Goal. Find the word "Контроллеры" in the data. Return every line where it appears.

##### Records for this exercise

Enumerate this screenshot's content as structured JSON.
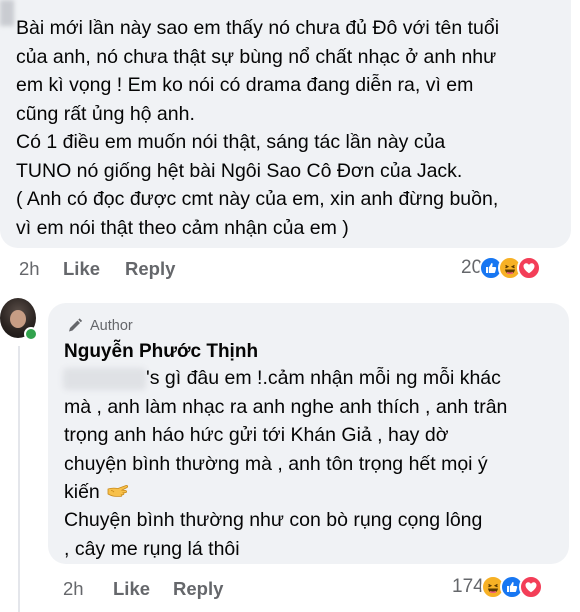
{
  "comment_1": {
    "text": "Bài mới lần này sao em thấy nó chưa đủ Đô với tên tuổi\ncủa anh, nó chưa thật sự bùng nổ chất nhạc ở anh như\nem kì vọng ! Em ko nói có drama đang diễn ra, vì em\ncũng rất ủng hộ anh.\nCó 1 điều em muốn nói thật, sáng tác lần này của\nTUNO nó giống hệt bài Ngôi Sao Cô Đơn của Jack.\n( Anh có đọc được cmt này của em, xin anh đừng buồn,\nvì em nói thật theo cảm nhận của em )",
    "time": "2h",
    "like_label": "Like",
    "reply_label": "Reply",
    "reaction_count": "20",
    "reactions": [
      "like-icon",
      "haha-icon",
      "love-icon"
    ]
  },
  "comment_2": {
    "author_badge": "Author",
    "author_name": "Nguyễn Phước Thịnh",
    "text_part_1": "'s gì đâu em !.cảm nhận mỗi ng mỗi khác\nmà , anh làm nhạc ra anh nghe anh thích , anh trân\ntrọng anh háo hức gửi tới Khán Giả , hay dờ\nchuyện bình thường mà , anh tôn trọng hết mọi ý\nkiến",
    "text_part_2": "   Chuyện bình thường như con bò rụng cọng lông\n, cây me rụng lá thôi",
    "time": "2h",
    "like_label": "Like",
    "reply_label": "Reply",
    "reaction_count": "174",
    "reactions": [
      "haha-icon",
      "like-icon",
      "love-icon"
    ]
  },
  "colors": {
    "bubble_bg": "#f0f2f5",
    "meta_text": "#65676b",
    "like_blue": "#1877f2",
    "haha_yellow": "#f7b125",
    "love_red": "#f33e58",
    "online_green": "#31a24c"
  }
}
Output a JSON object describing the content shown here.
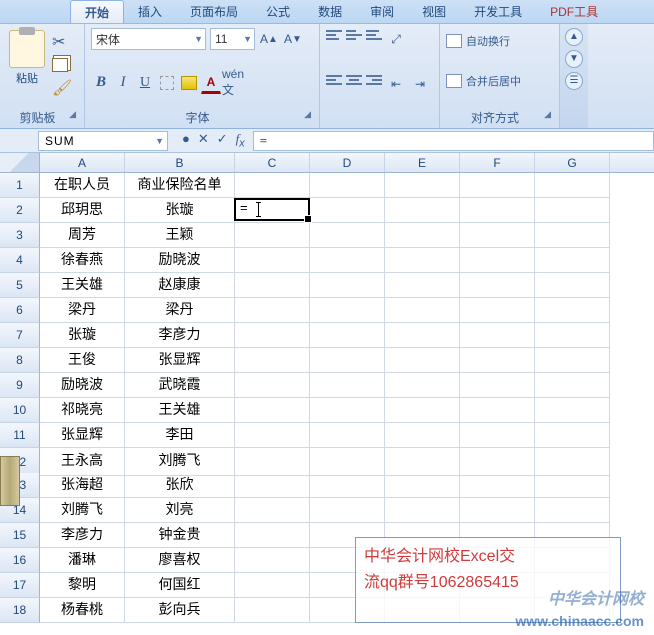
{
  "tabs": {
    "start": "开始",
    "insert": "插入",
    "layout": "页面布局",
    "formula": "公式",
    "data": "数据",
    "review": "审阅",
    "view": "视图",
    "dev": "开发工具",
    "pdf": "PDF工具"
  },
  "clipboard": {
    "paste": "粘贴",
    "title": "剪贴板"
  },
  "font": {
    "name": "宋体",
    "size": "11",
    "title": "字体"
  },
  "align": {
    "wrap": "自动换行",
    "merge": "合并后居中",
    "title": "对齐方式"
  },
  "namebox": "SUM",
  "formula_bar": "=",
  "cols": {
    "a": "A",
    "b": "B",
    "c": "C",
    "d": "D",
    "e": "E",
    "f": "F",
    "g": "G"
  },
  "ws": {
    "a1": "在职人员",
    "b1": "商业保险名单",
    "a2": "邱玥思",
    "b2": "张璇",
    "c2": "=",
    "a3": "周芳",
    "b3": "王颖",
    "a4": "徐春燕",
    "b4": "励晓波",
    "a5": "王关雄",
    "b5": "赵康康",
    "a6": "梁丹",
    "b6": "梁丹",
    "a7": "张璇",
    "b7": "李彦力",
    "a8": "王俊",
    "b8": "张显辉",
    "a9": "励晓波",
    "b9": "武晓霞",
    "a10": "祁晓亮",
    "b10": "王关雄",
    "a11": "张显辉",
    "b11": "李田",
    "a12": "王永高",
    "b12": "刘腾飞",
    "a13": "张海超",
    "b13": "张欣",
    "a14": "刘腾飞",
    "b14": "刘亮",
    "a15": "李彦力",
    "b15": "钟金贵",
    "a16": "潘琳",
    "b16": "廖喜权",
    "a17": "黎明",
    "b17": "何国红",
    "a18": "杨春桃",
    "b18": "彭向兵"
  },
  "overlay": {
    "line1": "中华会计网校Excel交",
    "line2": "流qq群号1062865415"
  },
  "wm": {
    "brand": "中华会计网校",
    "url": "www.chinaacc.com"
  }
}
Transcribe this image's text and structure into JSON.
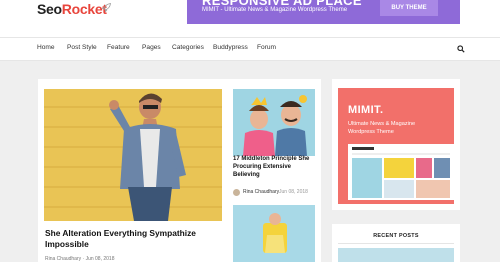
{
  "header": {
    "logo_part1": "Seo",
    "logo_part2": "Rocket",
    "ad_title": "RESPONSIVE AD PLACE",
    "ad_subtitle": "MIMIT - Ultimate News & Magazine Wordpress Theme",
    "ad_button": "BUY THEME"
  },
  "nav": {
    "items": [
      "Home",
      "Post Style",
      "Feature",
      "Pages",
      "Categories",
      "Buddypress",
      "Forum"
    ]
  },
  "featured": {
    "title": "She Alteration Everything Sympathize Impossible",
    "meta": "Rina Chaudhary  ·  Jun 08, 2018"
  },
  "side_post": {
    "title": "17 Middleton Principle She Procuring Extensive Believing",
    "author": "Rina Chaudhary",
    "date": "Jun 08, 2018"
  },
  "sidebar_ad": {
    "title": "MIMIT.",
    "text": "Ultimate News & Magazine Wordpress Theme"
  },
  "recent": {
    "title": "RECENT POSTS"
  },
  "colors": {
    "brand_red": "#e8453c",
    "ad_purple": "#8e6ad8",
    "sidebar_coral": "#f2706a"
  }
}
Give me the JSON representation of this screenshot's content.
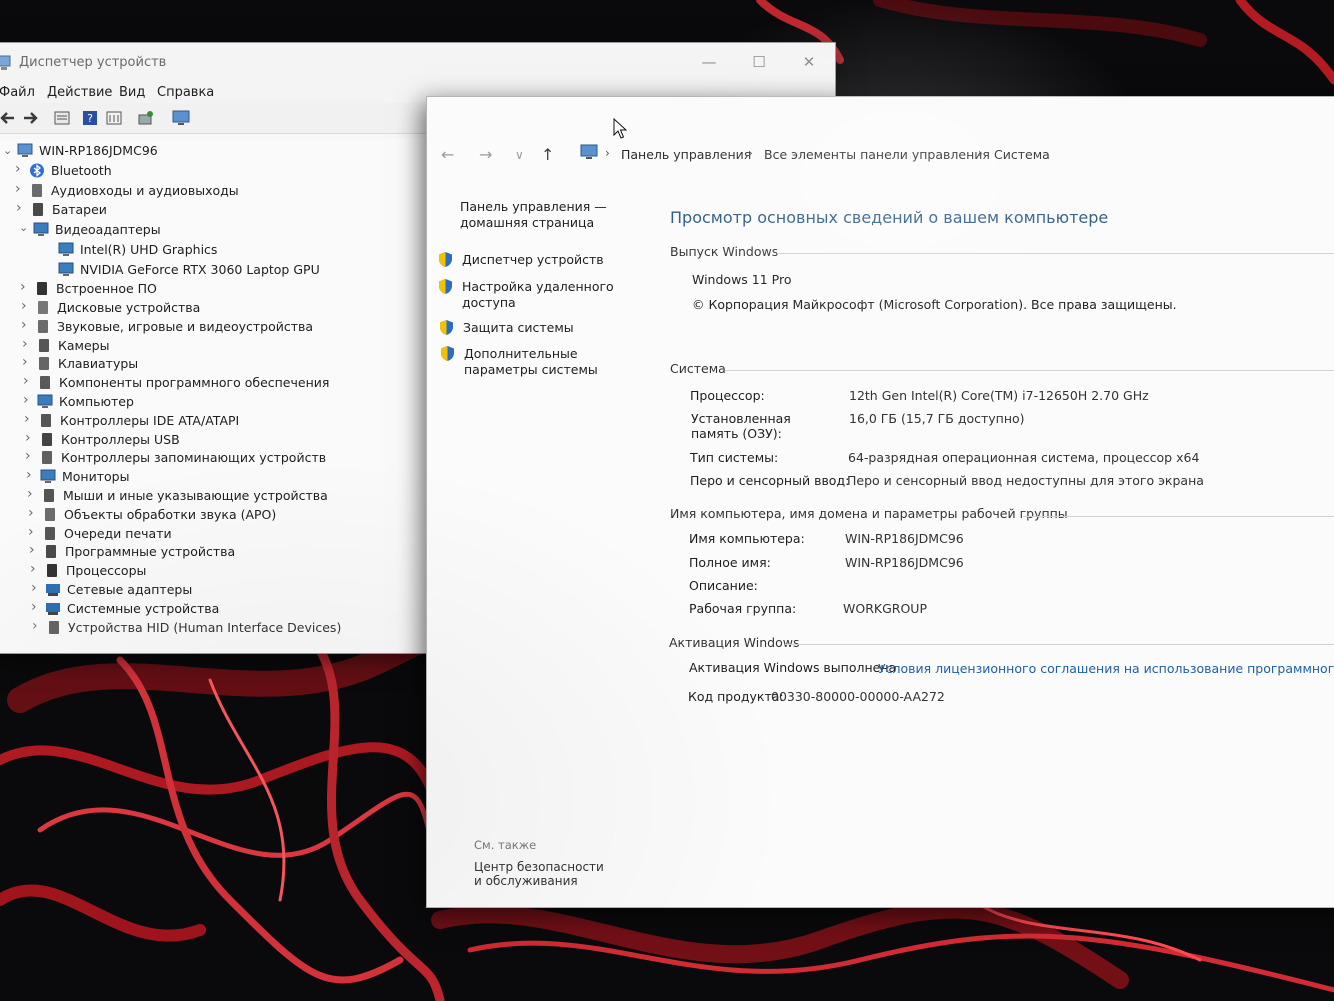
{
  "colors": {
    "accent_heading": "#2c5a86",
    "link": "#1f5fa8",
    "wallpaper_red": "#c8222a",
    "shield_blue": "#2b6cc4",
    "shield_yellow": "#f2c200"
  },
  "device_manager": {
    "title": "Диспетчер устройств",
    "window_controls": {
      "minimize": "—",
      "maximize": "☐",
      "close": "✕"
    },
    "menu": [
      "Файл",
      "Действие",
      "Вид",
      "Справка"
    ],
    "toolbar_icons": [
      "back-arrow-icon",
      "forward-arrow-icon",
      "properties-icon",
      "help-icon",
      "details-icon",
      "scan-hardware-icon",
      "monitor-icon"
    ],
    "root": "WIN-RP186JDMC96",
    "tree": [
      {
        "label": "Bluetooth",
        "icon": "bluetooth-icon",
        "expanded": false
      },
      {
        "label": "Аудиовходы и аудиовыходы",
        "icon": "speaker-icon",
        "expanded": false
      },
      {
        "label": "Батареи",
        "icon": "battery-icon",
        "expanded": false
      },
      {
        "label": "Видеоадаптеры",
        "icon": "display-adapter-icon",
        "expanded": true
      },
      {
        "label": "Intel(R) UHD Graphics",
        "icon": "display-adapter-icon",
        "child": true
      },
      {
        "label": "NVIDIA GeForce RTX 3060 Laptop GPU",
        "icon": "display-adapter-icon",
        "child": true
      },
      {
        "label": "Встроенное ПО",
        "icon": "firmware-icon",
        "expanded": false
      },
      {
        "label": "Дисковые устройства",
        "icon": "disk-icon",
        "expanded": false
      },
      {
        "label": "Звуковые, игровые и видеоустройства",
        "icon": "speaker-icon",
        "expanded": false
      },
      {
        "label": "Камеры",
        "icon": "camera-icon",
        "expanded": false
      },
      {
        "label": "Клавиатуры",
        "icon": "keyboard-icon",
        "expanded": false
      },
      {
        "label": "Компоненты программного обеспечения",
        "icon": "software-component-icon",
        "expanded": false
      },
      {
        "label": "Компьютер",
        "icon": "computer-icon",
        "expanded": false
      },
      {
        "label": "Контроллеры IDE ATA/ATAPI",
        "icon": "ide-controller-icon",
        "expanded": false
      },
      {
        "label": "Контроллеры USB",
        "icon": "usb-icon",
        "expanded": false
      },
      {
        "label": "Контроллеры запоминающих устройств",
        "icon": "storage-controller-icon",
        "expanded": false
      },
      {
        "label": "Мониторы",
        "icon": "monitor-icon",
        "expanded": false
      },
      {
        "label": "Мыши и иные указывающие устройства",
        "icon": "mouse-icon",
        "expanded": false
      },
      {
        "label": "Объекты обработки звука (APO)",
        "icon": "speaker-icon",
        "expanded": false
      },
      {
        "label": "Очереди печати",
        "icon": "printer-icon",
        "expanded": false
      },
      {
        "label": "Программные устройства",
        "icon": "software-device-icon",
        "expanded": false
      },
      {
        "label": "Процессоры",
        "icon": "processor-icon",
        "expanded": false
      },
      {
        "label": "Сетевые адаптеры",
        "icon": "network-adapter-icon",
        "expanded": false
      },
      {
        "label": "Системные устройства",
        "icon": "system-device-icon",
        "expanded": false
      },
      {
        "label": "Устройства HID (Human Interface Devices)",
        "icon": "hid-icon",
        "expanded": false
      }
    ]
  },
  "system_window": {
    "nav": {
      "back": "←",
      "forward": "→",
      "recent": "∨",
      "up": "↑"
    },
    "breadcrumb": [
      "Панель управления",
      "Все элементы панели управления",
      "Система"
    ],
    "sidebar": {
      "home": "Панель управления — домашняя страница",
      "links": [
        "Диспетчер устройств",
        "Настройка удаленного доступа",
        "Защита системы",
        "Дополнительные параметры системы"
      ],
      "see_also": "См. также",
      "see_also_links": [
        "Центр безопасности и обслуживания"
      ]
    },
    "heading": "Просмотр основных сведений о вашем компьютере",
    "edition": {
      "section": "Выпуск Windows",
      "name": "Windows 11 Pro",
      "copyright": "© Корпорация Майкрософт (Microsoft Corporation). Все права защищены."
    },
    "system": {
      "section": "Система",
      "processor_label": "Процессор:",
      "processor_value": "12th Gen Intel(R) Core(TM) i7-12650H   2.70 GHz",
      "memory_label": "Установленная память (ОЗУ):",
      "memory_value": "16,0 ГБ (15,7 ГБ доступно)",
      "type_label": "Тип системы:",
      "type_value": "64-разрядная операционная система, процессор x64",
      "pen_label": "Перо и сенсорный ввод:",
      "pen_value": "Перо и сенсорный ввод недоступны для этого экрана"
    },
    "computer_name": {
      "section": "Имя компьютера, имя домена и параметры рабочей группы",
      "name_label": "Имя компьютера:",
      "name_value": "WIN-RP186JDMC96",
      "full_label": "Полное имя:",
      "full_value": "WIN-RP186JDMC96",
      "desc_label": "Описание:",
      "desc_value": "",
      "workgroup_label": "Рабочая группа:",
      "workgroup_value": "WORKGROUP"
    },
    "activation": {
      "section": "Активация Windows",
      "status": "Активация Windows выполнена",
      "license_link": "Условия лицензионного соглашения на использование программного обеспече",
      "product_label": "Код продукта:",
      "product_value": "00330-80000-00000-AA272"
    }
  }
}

##########

The solution.
        "label": "Контроллеры IDE ATA/ATAPI",
        "label": "Контроллеры USB",
        "label": "Контроллеры запоминающих устройств",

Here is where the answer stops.